◆ **PROVIDED MATERIAL**
= = = = =

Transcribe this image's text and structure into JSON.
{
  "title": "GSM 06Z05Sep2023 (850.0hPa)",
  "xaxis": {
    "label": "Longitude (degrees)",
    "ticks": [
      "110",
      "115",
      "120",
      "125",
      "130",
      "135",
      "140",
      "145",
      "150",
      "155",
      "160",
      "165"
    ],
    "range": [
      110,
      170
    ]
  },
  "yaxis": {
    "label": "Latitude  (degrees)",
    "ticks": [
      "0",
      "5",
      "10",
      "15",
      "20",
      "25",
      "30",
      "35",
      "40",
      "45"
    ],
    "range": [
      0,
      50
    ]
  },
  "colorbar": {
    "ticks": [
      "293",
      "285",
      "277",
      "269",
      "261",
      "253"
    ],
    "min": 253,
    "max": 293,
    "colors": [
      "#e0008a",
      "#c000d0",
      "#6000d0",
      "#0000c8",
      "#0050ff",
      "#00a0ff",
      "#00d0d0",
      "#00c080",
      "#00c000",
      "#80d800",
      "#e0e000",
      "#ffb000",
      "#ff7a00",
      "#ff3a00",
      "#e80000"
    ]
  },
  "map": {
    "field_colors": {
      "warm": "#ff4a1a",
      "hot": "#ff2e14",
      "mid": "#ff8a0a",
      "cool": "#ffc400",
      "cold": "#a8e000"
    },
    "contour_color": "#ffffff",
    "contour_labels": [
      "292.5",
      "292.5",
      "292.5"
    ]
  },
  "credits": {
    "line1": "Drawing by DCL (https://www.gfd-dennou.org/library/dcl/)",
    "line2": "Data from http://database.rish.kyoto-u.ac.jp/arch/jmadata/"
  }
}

= = = = =

◆ **WRITTEN INSTRUCTION**
List all lines where "degrees" occurs.

◆ **OUTPUT BELOW**
    "label": "Longitude (degrees)",
    "label": "Latitude  (degrees)",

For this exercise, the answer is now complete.